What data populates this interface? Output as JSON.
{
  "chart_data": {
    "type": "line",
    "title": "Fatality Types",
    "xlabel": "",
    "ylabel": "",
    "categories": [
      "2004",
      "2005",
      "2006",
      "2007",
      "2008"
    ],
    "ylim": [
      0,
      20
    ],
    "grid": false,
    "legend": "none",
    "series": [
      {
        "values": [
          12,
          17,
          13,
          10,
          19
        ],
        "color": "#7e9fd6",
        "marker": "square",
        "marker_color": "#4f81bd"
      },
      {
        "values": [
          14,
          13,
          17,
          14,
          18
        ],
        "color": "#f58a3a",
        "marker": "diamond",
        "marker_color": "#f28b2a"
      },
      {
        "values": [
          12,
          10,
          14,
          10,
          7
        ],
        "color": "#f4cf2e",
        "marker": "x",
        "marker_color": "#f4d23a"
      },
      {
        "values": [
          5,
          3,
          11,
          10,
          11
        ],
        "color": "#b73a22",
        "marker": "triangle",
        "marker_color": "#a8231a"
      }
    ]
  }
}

------------------------------------

**REQUIREMENTS:** Output every record above exactly as it appears.

**EXERCISE SOLUTION:**
What data populates this interface? Output as JSON.
{
  "chart_data": {
    "type": "line",
    "title": "Fatality Types",
    "xlabel": "",
    "ylabel": "",
    "categories": [
      "2004",
      "2005",
      "2006",
      "2007",
      "2008"
    ],
    "ylim": [
      0,
      20
    ],
    "grid": false,
    "legend": "none",
    "series": [
      {
        "values": [
          12,
          17,
          13,
          10,
          19
        ],
        "color": "#7e9fd6",
        "marker": "square",
        "marker_color": "#4f81bd"
      },
      {
        "values": [
          14,
          13,
          17,
          14,
          18
        ],
        "color": "#f58a3a",
        "marker": "diamond",
        "marker_color": "#f28b2a"
      },
      {
        "values": [
          12,
          10,
          14,
          10,
          7
        ],
        "color": "#f4cf2e",
        "marker": "x",
        "marker_color": "#f4d23a"
      },
      {
        "values": [
          5,
          3,
          11,
          10,
          11
        ],
        "color": "#b73a22",
        "marker": "triangle",
        "marker_color": "#a8231a"
      }
    ]
  }
}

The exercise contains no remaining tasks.